== Challenge ==
Determine the number of lines where "JSON" occurs and reply with that number by itself.

== Source records ==

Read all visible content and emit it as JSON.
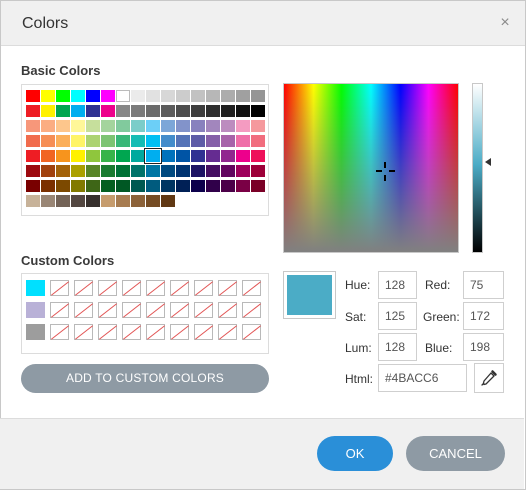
{
  "dialog": {
    "title": "Colors",
    "close_glyph": "×",
    "close_icon": "close-icon"
  },
  "basic": {
    "label": "Basic Colors",
    "rows": [
      [
        "#ff0000",
        "#ffff00",
        "#00ff00",
        "#00ffff",
        "#0000ff",
        "#ff00ff",
        "#ffffff",
        "#ebebeb",
        "#e1e1e1",
        "#d7d7d7",
        "#cccccc",
        "#c2c2c2",
        "#b7b7b7",
        "#acacac",
        "#a0a0a0",
        "#959595"
      ],
      [
        "#ee1d24",
        "#fff100",
        "#00a650",
        "#00aeef",
        "#2f3192",
        "#ed008c",
        "#878787",
        "#7a7a7a",
        "#6b6b6b",
        "#5c5c5c",
        "#4d4d4d",
        "#3e3e3e",
        "#2f2f2f",
        "#202020",
        "#111111",
        "#000000"
      ],
      [
        "#f7977a",
        "#fbad82",
        "#fdc68c",
        "#fff799",
        "#c6df9c",
        "#a4d49d",
        "#81ca9d",
        "#7bcdc9",
        "#6ccff7",
        "#7ca6d8",
        "#8293ca",
        "#8881be",
        "#a286bd",
        "#bc8cbf",
        "#f49bc1",
        "#f5999d"
      ],
      [
        "#f16c4d",
        "#f68e55",
        "#fbaf5a",
        "#fff467",
        "#acd372",
        "#7dc473",
        "#39b778",
        "#16bcb4",
        "#00bff3",
        "#438ccb",
        "#5573b7",
        "#5e5ca7",
        "#855fa8",
        "#a763a9",
        "#ef6ea8",
        "#f16d7e"
      ],
      [
        "#ee1d24",
        "#f16522",
        "#f7941d",
        "#fff100",
        "#8fc63d",
        "#37b44a",
        "#00a650",
        "#00a99e",
        "#00aeef",
        "#0072bc",
        "#0054a5",
        "#2f3192",
        "#652c91",
        "#91278f",
        "#ed008c",
        "#ee105a"
      ],
      [
        "#9d0a0f",
        "#a1410d",
        "#a36209",
        "#aba000",
        "#588528",
        "#197b30",
        "#007236",
        "#00736a",
        "#0076a4",
        "#004a80",
        "#003370",
        "#1d1363",
        "#450e61",
        "#62055f",
        "#9e005c",
        "#9d0039"
      ],
      [
        "#790000",
        "#7b3000",
        "#7c4900",
        "#827a00",
        "#3e6617",
        "#045f20",
        "#005824",
        "#005951",
        "#005b7e",
        "#003562",
        "#002056",
        "#0c004b",
        "#30004a",
        "#4b0048",
        "#7a0045",
        "#7a0026"
      ],
      [
        "#c7b299",
        "#998675",
        "#736357",
        "#534741",
        "#37302d",
        "#c69c6d",
        "#a77c50",
        "#8c6239",
        "#754c24",
        "#603813"
      ]
    ],
    "selected": "4,8"
  },
  "custom": {
    "label": "Custom Colors",
    "rows": [
      [
        "#00e0ff",
        "",
        "",
        "",
        "",
        "",
        "",
        "",
        "",
        ""
      ],
      [
        "#b9b1d7",
        "",
        "",
        "",
        "",
        "",
        "",
        "",
        "",
        ""
      ],
      [
        "#9d9d9d",
        "",
        "",
        "",
        "",
        "",
        "",
        "",
        "",
        ""
      ]
    ],
    "add_button": "ADD TO CUSTOM COLORS"
  },
  "picker": {
    "spectrum_icon": "crosshair-icon",
    "luminance_arrow_icon": "triangle-left-icon",
    "current_color": "#4BACC6"
  },
  "fields": {
    "hue_label": "Hue:",
    "hue": "128",
    "sat_label": "Sat:",
    "sat": "125",
    "lum_label": "Lum:",
    "lum": "128",
    "red_label": "Red:",
    "red": "75",
    "green_label": "Green:",
    "green": "172",
    "blue_label": "Blue:",
    "blue": "198",
    "html_label": "Html:",
    "html": "#4BACC6",
    "eyedropper_icon": "eyedropper-icon"
  },
  "footer": {
    "ok": "OK",
    "cancel": "CANCEL"
  }
}
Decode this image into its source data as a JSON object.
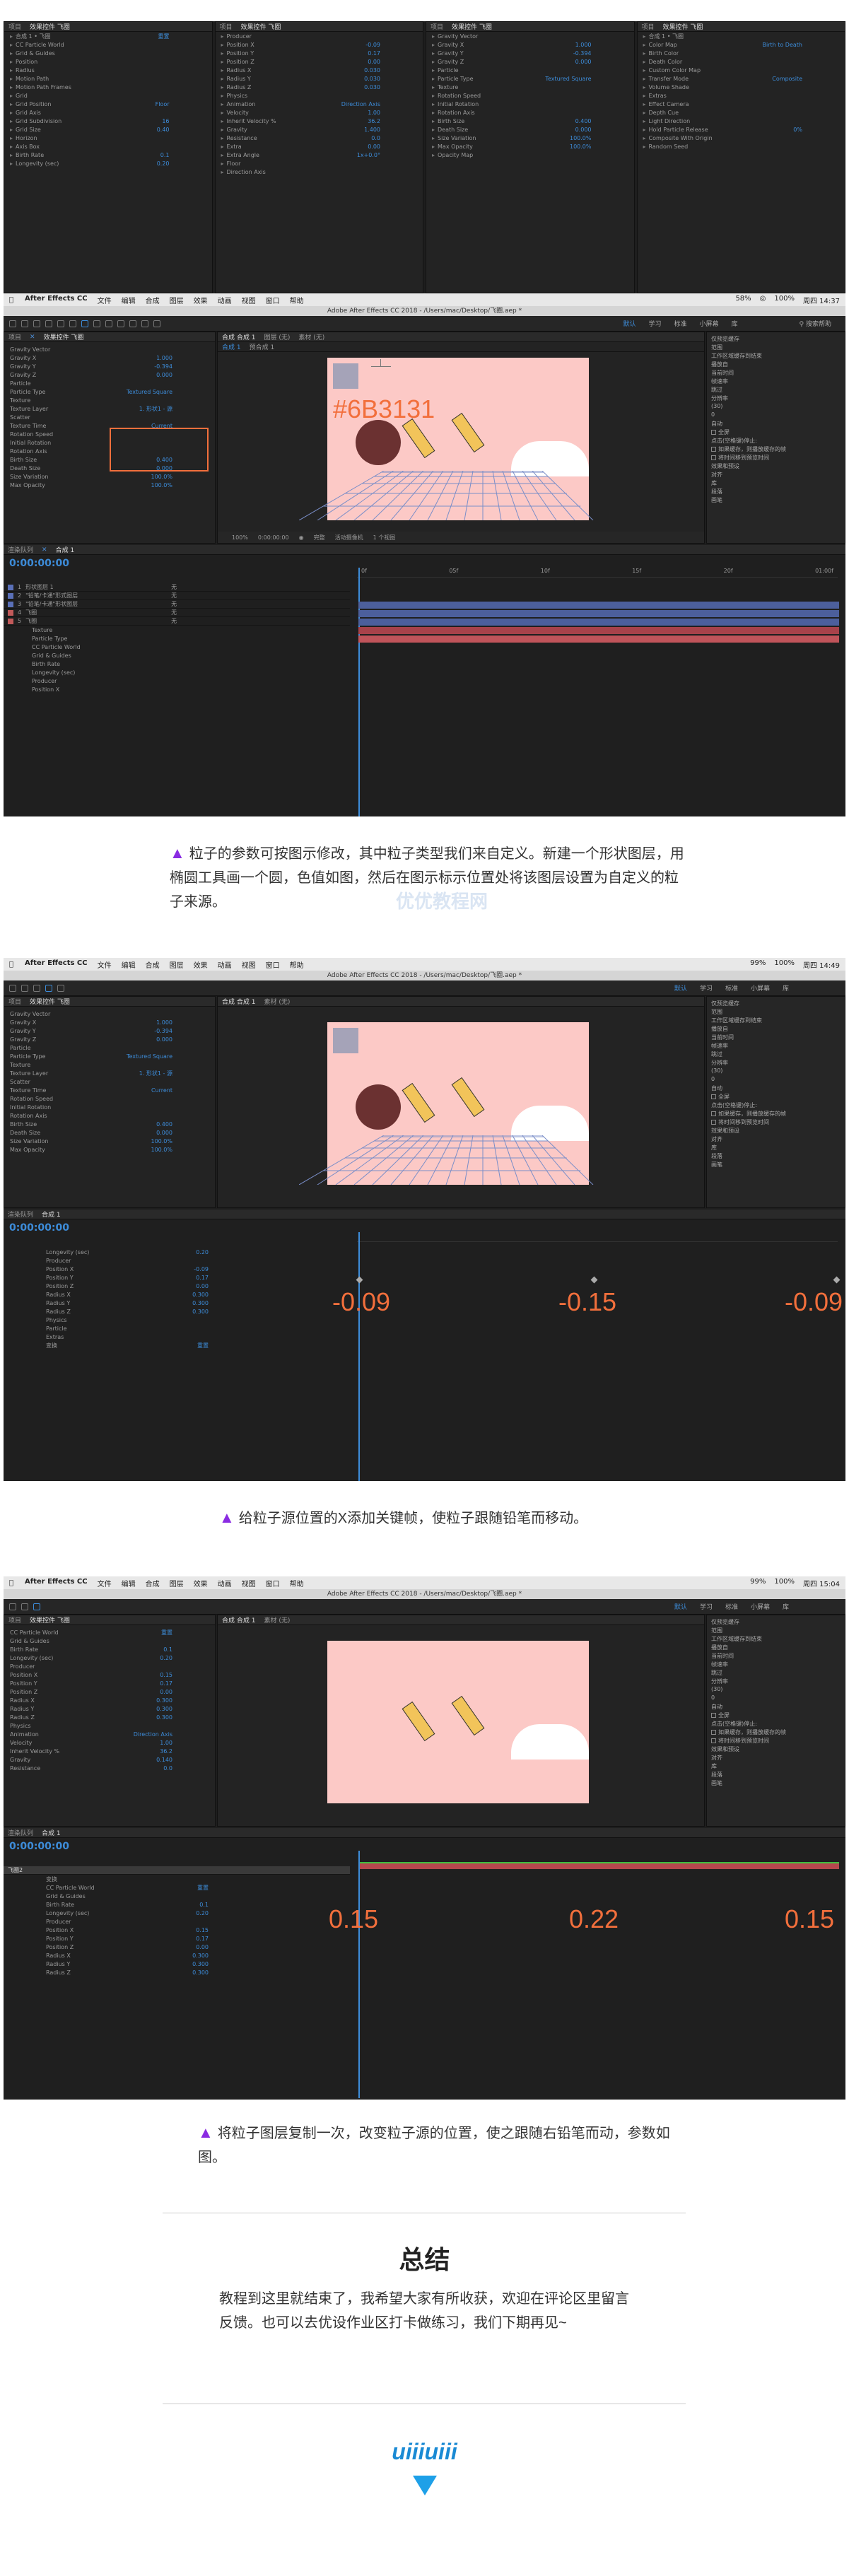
{
  "top_strip": {
    "panels": [
      {
        "tab": "项目",
        "active": "效果控件 飞圈",
        "rows": [
          "合成 1 • 飞圈",
          "CC Particle World",
          "Grid & Guides",
          "Position",
          "Radius",
          "Motion Path",
          "Motion Path Frames",
          "Grid",
          "Grid Position",
          "Grid Axis",
          "Grid Subdivision",
          "Grid Size",
          "Horizon",
          "Axis Box",
          "Birth Rate",
          "Longevity (sec)"
        ],
        "values": [
          "重置",
          "",
          "",
          "",
          "",
          "",
          "",
          "",
          "Floor",
          "",
          "16",
          "0.40",
          "",
          "",
          "0.1",
          "0.20"
        ]
      },
      {
        "tab": "项目",
        "active": "效果控件 飞圈",
        "rows": [
          "Producer",
          "Position X",
          "Position Y",
          "Position Z",
          "Radius X",
          "Radius Y",
          "Radius Z",
          "Physics",
          "Animation",
          "Velocity",
          "Inherit Velocity %",
          "Gravity",
          "Resistance",
          "Extra",
          "Extra Angle",
          "Floor",
          "Direction Axis"
        ],
        "values": [
          "",
          "-0.09",
          "0.17",
          "0.00",
          "0.030",
          "0.030",
          "0.030",
          "",
          "Direction Axis",
          "1.00",
          "36.2",
          "1.400",
          "0.0",
          "0.00",
          "1x+0.0°",
          "",
          ""
        ]
      },
      {
        "tab": "项目",
        "active": "效果控件 飞圈",
        "rows": [
          "Gravity Vector",
          "Gravity X",
          "Gravity Y",
          "Gravity Z",
          "Particle",
          "Particle Type",
          "Texture",
          "Rotation Speed",
          "Initial Rotation",
          "Rotation Axis",
          "Birth Size",
          "Death Size",
          "Size Variation",
          "Max Opacity",
          "Opacity Map"
        ],
        "values": [
          "",
          "1.000",
          "-0.394",
          "0.000",
          "",
          "Textured Square",
          "",
          "",
          "",
          "",
          "0.400",
          "0.000",
          "100.0%",
          "100.0%",
          ""
        ]
      },
      {
        "tab": "项目",
        "active": "效果控件 飞圈",
        "rows": [
          "合成 1 • 飞圈",
          "Color Map",
          "Birth Color",
          "Death Color",
          "Custom Color Map",
          "Transfer Mode",
          "Volume Shade",
          "Extras",
          "Effect Camera",
          "Depth Cue",
          "Light Direction",
          "Hold Particle Release",
          "Composite With Origin",
          "Random Seed"
        ],
        "values": [
          "",
          "Birth to Death",
          "",
          "",
          "",
          "Composite",
          "",
          "",
          "",
          "",
          "",
          "0%",
          "",
          ""
        ]
      }
    ]
  },
  "mac_menu": [
    "After Effects CC",
    "文件",
    "编辑",
    "合成",
    "图层",
    "效果",
    "动画",
    "视图",
    "窗口",
    "帮助"
  ],
  "screens": [
    {
      "window_title": "Adobe After Effects CC 2018 - /Users/mac/Desktop/飞圈.aep *",
      "status": [
        "58%",
        "100%",
        "周四 14:37"
      ],
      "workspaces": [
        "默认",
        "学习",
        "标准",
        "小屏幕",
        "库"
      ],
      "search": "搜索帮助",
      "tab_effects": "效果控件 飞圈",
      "comp_tab": "合成 合成 1",
      "sub_tabs": [
        "合成 1",
        "预合成 1"
      ],
      "footage": "素材 (无)",
      "layer": "图层 (无)",
      "timecode": "0:00:00:00",
      "zoom": "100%",
      "quality": "完整",
      "camera": "活动摄像机",
      "views": "1 个视图",
      "effects": [
        "Gravity Vector",
        "Gravity X",
        "Gravity Y",
        "Gravity Z",
        "Particle",
        "Particle Type",
        "Texture",
        "Texture Layer",
        "Scatter",
        "Texture Time",
        "Rotation Speed",
        "Initial Rotation",
        "Rotation Axis",
        "Birth Size",
        "Death Size",
        "Size Variation",
        "Max Opacity"
      ],
      "effect_values": [
        "",
        "1.000",
        "-0.394",
        "0.000",
        "",
        "Textured Square",
        "",
        "1. 形状1 - 源",
        "",
        "Current",
        "",
        "",
        "",
        "0.400",
        "0.000",
        "100.0%",
        "100.0%"
      ],
      "color_note": "#6B3131",
      "layers": [
        {
          "num": "1",
          "name": "形状图层 1",
          "mode": "无"
        },
        {
          "num": "2",
          "name": "\"铅笔/卡通\"形式图层",
          "mode": "无"
        },
        {
          "num": "3",
          "name": "\"铅笔/卡通\"形状图层",
          "mode": "无"
        },
        {
          "num": "4",
          "name": "飞圈",
          "mode": "无"
        },
        {
          "num": "5",
          "name": "飞圈",
          "mode": "无"
        }
      ],
      "sub_rows": [
        "Texture",
        "Particle Type",
        "CC Particle World",
        "Grid & Guides",
        "Birth Rate",
        "Longevity (sec)",
        "Producer",
        "Position X"
      ],
      "ruler": [
        "0f",
        "05f",
        "10f",
        "15f",
        "20f",
        "01:00f"
      ],
      "right_panel": [
        "仅预览缓存",
        "范围",
        "工作区域缓存到结束",
        "播放自",
        "当前时间",
        "帧速率",
        "跳过",
        "分辨率",
        "(30)",
        "0",
        "自动",
        "全屏",
        "点击(空格键)停止:",
        "如果缓存，则播放缓存的帧",
        "将时间移到预览时间",
        "效果和预设",
        "对齐",
        "库",
        "段落",
        "画笔"
      ]
    },
    {
      "window_title": "Adobe After Effects CC 2018 - /Users/mac/Desktop/飞圈.aep *",
      "status": [
        "99%",
        "100%",
        "周四 14:49"
      ],
      "timecode": "0:00:00:00",
      "effect_values": [
        "",
        "1.000",
        "-0.394",
        "0.000",
        "",
        "Textured Square",
        "",
        "1. 形状1 - 源",
        "",
        "Current",
        "",
        "",
        "",
        "0.400",
        "0.000",
        "100.0%",
        "100.0%"
      ],
      "keyframes": [
        "-0.09",
        "-0.15",
        "-0.09"
      ],
      "tl_rows": [
        "Longevity (sec)",
        "Producer",
        "Position X",
        "Position Y",
        "Position Z",
        "Radius X",
        "Radius Y",
        "Radius Z",
        "Physics",
        "Particle",
        "Extras",
        "变换"
      ],
      "tl_values": [
        "0.20",
        "",
        "-0.09",
        "0.17",
        "0.00",
        "0.300",
        "0.300",
        "0.300",
        "",
        "",
        "",
        "重置"
      ]
    },
    {
      "window_title": "Adobe After Effects CC 2018 - /Users/mac/Desktop/飞圈.aep *",
      "status": [
        "99%",
        "100%",
        "周四 15:04"
      ],
      "timecode": "0:00:00:00",
      "effects": [
        "CC Particle World",
        "Grid & Guides",
        "Birth Rate",
        "Longevity (sec)",
        "Producer",
        "Position X",
        "Position Y",
        "Position Z",
        "Radius X",
        "Radius Y",
        "Radius Z",
        "Physics",
        "Animation",
        "Velocity",
        "Inherit Velocity %",
        "Gravity",
        "Resistance"
      ],
      "effect_values": [
        "重置",
        "",
        "0.1",
        "0.20",
        "",
        "0.15",
        "0.17",
        "0.00",
        "0.300",
        "0.300",
        "0.300",
        "",
        "Direction Axis",
        "1.00",
        "36.2",
        "0.140",
        "0.0"
      ],
      "keyframes": [
        "0.15",
        "0.22",
        "0.15"
      ],
      "tl_rows": [
        "变换",
        "CC Particle World",
        "Grid & Guides",
        "Birth Rate",
        "Longevity (sec)",
        "Producer",
        "Position X",
        "Position Y",
        "Position Z",
        "Radius X",
        "Radius Y",
        "Radius Z"
      ],
      "tl_values": [
        "",
        "重置",
        "",
        "0.1",
        "0.20",
        "",
        "0.15",
        "0.17",
        "0.00",
        "0.300",
        "0.300",
        "0.300"
      ],
      "layer_name": "飞圈2"
    }
  ],
  "captions": [
    "粒子的参数可按图示修改，其中粒子类型我们来自定义。新建一个形状图层，用椭圆工具画一个圆，色值如图，然后在图示标示位置处将该图层设置为自定义的粒子来源。",
    "给粒子源位置的X添加关键帧，使粒子跟随铅笔而移动。",
    "将粒子图层复制一次，改变粒子源的位置，使之跟随右铅笔而动，参数如图。"
  ],
  "summary": {
    "title": "总结",
    "body": "教程到这里就结束了，我希望大家有所收获，欢迎在评论区里留言反馈。也可以去优设作业区打卡做练习，我们下期再见~"
  },
  "footer_logo": "uiiiuiii",
  "watermark": "优优教程网",
  "colors": {
    "accent": "#3d8cd9",
    "annotation": "#f26f3c",
    "caption_triangle": "#8a2be2",
    "canvas": "#fcc9c6",
    "circle": "#6B3131",
    "footer_logo": "#1a8ad4"
  }
}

== Response to the exercise ==
2